### TO BE DONE
Images are excluded; otherwise, output every record exactly.

### Stored data

--- START ---

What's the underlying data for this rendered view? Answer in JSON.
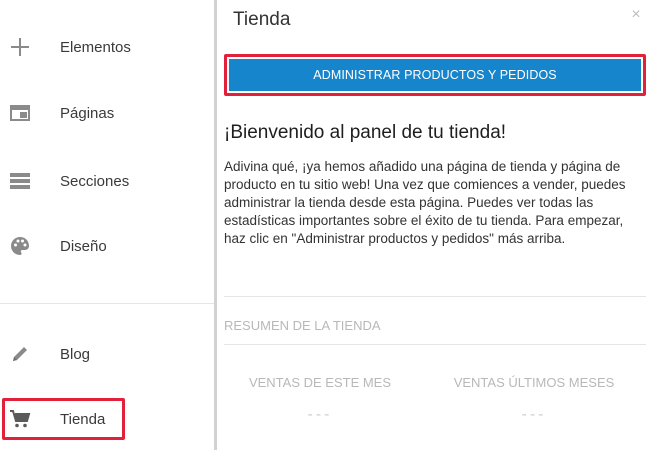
{
  "sidebar": {
    "items": [
      {
        "label": "Elementos",
        "icon": "plus-icon"
      },
      {
        "label": "Páginas",
        "icon": "pages-icon"
      },
      {
        "label": "Secciones",
        "icon": "sections-icon"
      },
      {
        "label": "Diseño",
        "icon": "palette-icon"
      },
      {
        "label": "Blog",
        "icon": "pencil-icon"
      },
      {
        "label": "Tienda",
        "icon": "cart-icon"
      }
    ]
  },
  "panel": {
    "title": "Tienda",
    "close_glyph": "×",
    "primary_button": "ADMINISTRAR PRODUCTOS Y PEDIDOS",
    "welcome_title": "¡Bienvenido al panel de tu tienda!",
    "welcome_text": "Adivina qué, ¡ya hemos añadido una página de tienda y página de producto en tu sitio web! Una vez que comiences a vender, puedes administrar la tienda desde esta página. Puedes ver todas las estadísticas importantes sobre el éxito de tu tienda. Para empezar, haz clic en \"Administrar productos y pedidos\" más arriba.",
    "summary_label": "RESUMEN DE LA TIENDA",
    "stats": [
      {
        "title": "VENTAS DE ESTE MES",
        "value": "---"
      },
      {
        "title": "VENTAS ÚLTIMOS MESES",
        "value": "---"
      }
    ]
  },
  "colors": {
    "accent": "#1685cb",
    "highlight": "#e2203a"
  }
}
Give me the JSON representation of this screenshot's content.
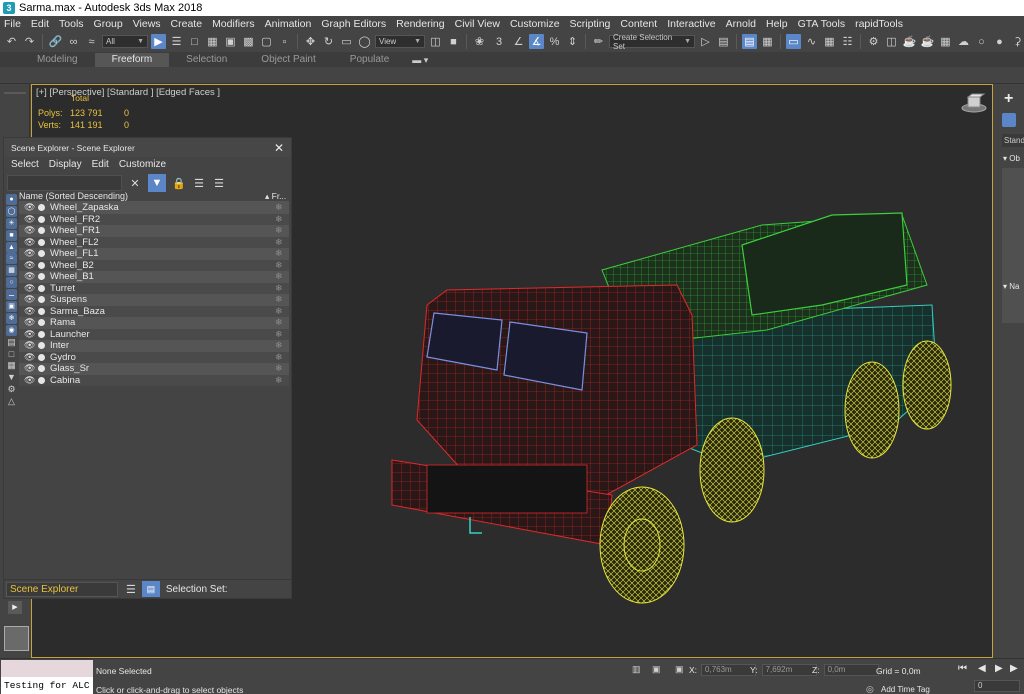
{
  "window": {
    "title": "Sarma.max - Autodesk 3ds Max 2018",
    "app_icon": "3ds-max-icon"
  },
  "menu": [
    "File",
    "Edit",
    "Tools",
    "Group",
    "Views",
    "Create",
    "Modifiers",
    "Animation",
    "Graph Editors",
    "Rendering",
    "Civil View",
    "Customize",
    "Scripting",
    "Content",
    "Interactive",
    "Arnold",
    "Help",
    "GTA Tools",
    "rapidTools"
  ],
  "toolbar": {
    "selection_filter": "All",
    "reference_coord": "View",
    "snap_label": "3",
    "named_selection": "Create Selection Set"
  },
  "ribbon": {
    "tabs": [
      "Modeling",
      "Freeform",
      "Selection",
      "Object Paint",
      "Populate"
    ],
    "active": "Freeform"
  },
  "viewport": {
    "label": "[+] [Perspective] [Standard ] [Edged Faces ]",
    "stats": {
      "total_label": "Total",
      "rows": [
        {
          "label": "Polys:",
          "total": "123 791",
          "selected": "0"
        },
        {
          "label": "Verts:",
          "total": "141 191",
          "selected": "0"
        }
      ]
    }
  },
  "scene_explorer": {
    "title": "Scene Explorer - Scene Explorer",
    "menu": [
      "Select",
      "Display",
      "Edit",
      "Customize"
    ],
    "column_name": "Name (Sorted Descending)",
    "column_frozen": "▴ Fr...",
    "items": [
      "Wheel_Zapaska",
      "Wheel_FR2",
      "Wheel_FR1",
      "Wheel_FL2",
      "Wheel_FL1",
      "Wheel_B2",
      "Wheel_B1",
      "Turret",
      "Suspens",
      "Sarma_Baza",
      "Rama",
      "Launcher",
      "Inter",
      "Gydro",
      "Glass_Sr",
      "Cabina"
    ],
    "footer_dropdown": "Scene Explorer",
    "selection_set_label": "Selection Set:"
  },
  "command_panel": {
    "dropdown": "Standa",
    "rollout1": "Ob",
    "rollout2": "Na"
  },
  "status": {
    "maxscript_text": "Testing for ALC",
    "selection": "None Selected",
    "hint": "Click or click-and-drag to select objects",
    "x_label": "X:",
    "x_value": "0,763m",
    "y_label": "Y:",
    "y_value": "7,692m",
    "z_label": "Z:",
    "z_value": "0,0m",
    "grid": "Grid = 0,0m",
    "add_time_tag": "Add Time Tag",
    "frame": "0"
  },
  "colors": {
    "accent": "#5b87c8",
    "viewport_border": "#c8a23e",
    "stats_text": "#e8c23e",
    "wire_cab": "#e02a2a",
    "wire_wheels": "#e6e63a",
    "wire_launcher": "#3ccf3c",
    "wire_chassis": "#35d0c0"
  }
}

--- END ---

### SOLUTION BELOW
What's the underlying data for this rendered view? Answer in JSON.
{
  "sidebar": {
    "items": [
      {
        "label": "Elementos",
        "icon": "plus-icon"
      },
      {
        "label": "Páginas",
        "icon": "pages-icon"
      },
      {
        "label": "Secciones",
        "icon": "sections-icon"
      },
      {
        "label": "Diseño",
        "icon": "palette-icon"
      },
      {
        "label": "Blog",
        "icon": "pencil-icon"
      },
      {
        "label": "Tienda",
        "icon": "cart-icon"
      }
    ]
  },
  "panel": {
    "title": "Tienda",
    "close_glyph": "×",
    "primary_button": "ADMINISTRAR PRODUCTOS Y PEDIDOS",
    "welcome_title": "¡Bienvenido al panel de tu tienda!",
    "welcome_text": "Adivina qué, ¡ya hemos añadido una página de tienda y página de producto en tu sitio web! Una vez que comiences a vender, puedes administrar la tienda desde esta página. Puedes ver todas las estadísticas importantes sobre el éxito de tu tienda. Para empezar, haz clic en \"Administrar productos y pedidos\" más arriba.",
    "summary_label": "RESUMEN DE LA TIENDA",
    "stats": [
      {
        "title": "VENTAS DE ESTE MES",
        "value": "---"
      },
      {
        "title": "VENTAS ÚLTIMOS MESES",
        "value": "---"
      }
    ]
  },
  "colors": {
    "accent": "#1685cb",
    "highlight": "#e2203a"
  }
}
Give me the JSON representation of this screenshot's content.
{
  "window": {
    "title": "Sarma.max - Autodesk 3ds Max 2018",
    "app_icon": "3ds-max-icon"
  },
  "menu": [
    "File",
    "Edit",
    "Tools",
    "Group",
    "Views",
    "Create",
    "Modifiers",
    "Animation",
    "Graph Editors",
    "Rendering",
    "Civil View",
    "Customize",
    "Scripting",
    "Content",
    "Interactive",
    "Arnold",
    "Help",
    "GTA Tools",
    "rapidTools"
  ],
  "toolbar": {
    "selection_filter": "All",
    "reference_coord": "View",
    "snap_label": "3",
    "named_selection": "Create Selection Set"
  },
  "ribbon": {
    "tabs": [
      "Modeling",
      "Freeform",
      "Selection",
      "Object Paint",
      "Populate"
    ],
    "active": "Freeform"
  },
  "viewport": {
    "label": "[+] [Perspective] [Standard ] [Edged Faces ]",
    "stats": {
      "total_label": "Total",
      "rows": [
        {
          "label": "Polys:",
          "total": "123 791",
          "selected": "0"
        },
        {
          "label": "Verts:",
          "total": "141 191",
          "selected": "0"
        }
      ]
    }
  },
  "scene_explorer": {
    "title": "Scene Explorer - Scene Explorer",
    "menu": [
      "Select",
      "Display",
      "Edit",
      "Customize"
    ],
    "column_name": "Name (Sorted Descending)",
    "column_frozen": "▴ Fr...",
    "items": [
      "Wheel_Zapaska",
      "Wheel_FR2",
      "Wheel_FR1",
      "Wheel_FL2",
      "Wheel_FL1",
      "Wheel_B2",
      "Wheel_B1",
      "Turret",
      "Suspens",
      "Sarma_Baza",
      "Rama",
      "Launcher",
      "Inter",
      "Gydro",
      "Glass_Sr",
      "Cabina"
    ],
    "footer_dropdown": "Scene Explorer",
    "selection_set_label": "Selection Set:"
  },
  "command_panel": {
    "dropdown": "Standa",
    "rollout1": "Ob",
    "rollout2": "Na"
  },
  "status": {
    "maxscript_text": "Testing for ALC",
    "selection": "None Selected",
    "hint": "Click or click-and-drag to select objects",
    "x_label": "X:",
    "x_value": "0,763m",
    "y_label": "Y:",
    "y_value": "7,692m",
    "z_label": "Z:",
    "z_value": "0,0m",
    "grid": "Grid = 0,0m",
    "add_time_tag": "Add Time Tag",
    "frame": "0"
  },
  "colors": {
    "accent": "#5b87c8",
    "viewport_border": "#c8a23e",
    "stats_text": "#e8c23e",
    "wire_cab": "#e02a2a",
    "wire_wheels": "#e6e63a",
    "wire_launcher": "#3ccf3c",
    "wire_chassis": "#35d0c0"
  }
}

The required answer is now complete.